» What is expected
Look through the records and report how many lines include the word "robur", with no other words.

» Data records
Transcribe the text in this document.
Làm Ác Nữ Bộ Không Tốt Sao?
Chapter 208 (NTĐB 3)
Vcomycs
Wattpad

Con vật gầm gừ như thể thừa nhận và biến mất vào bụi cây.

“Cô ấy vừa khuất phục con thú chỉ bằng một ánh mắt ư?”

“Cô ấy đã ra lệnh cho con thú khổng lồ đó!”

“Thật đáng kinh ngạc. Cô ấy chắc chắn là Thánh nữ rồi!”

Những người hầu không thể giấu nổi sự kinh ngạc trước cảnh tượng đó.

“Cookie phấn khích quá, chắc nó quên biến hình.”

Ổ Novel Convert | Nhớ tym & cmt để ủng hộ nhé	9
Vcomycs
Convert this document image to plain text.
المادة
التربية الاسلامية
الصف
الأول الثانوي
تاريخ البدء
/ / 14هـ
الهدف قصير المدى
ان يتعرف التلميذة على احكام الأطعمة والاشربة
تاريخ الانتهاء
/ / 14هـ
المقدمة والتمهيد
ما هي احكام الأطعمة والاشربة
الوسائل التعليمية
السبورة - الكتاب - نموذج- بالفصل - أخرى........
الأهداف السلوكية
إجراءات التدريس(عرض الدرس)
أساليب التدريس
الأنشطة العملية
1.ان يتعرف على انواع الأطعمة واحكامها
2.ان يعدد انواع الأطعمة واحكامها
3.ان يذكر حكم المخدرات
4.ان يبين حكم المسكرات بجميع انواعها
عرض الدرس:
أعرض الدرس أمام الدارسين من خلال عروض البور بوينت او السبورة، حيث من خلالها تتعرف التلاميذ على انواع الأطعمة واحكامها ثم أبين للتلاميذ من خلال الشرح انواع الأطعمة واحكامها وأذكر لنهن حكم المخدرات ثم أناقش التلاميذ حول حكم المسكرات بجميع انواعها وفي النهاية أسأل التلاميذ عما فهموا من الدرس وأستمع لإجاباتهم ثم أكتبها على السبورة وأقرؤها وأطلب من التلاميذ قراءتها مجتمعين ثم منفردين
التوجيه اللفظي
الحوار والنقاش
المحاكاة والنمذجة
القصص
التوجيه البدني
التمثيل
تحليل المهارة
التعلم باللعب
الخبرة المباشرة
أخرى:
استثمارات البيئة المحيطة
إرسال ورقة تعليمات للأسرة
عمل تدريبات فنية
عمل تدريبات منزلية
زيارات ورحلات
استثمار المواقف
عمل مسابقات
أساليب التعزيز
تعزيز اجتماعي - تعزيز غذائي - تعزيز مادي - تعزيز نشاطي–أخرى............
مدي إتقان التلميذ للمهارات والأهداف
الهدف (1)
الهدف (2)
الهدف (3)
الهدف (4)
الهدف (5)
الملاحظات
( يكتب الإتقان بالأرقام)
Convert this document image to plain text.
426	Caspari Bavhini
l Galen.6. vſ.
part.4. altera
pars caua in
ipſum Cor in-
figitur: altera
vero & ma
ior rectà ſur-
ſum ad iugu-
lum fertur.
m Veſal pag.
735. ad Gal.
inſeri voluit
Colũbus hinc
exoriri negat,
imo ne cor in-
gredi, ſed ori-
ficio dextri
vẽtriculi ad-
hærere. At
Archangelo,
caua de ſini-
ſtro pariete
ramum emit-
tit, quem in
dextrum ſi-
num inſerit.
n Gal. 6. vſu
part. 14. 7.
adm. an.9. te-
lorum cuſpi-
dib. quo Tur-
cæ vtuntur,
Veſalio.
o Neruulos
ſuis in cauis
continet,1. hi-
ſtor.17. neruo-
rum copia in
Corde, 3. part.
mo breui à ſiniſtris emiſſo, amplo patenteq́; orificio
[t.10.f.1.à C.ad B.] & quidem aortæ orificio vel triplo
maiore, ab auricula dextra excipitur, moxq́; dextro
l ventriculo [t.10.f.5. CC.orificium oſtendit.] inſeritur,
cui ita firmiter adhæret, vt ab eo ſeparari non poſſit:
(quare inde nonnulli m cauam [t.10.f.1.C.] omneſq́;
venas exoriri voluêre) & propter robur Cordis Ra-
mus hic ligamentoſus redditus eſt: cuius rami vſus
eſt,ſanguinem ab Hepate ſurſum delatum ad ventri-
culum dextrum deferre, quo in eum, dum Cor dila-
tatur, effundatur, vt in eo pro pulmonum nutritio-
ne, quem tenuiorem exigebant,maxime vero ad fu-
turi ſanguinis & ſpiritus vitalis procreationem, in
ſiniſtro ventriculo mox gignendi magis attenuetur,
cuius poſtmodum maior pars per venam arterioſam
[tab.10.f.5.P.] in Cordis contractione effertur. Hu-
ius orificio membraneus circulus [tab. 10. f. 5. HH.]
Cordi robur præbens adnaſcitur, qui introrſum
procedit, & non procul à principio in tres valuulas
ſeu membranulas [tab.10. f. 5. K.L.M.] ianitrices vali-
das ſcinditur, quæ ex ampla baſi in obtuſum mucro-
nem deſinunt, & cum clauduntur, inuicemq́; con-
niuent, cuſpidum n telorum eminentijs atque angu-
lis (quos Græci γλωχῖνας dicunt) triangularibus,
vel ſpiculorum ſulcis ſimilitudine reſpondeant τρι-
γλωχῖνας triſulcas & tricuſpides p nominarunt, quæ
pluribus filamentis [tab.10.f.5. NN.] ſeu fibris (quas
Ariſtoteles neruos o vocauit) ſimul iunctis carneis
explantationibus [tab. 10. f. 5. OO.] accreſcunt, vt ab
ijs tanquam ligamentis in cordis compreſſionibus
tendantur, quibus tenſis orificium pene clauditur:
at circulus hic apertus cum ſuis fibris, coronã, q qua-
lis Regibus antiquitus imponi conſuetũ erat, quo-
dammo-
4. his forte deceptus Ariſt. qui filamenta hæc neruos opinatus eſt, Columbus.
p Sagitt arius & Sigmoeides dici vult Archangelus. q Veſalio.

» Expected answer
2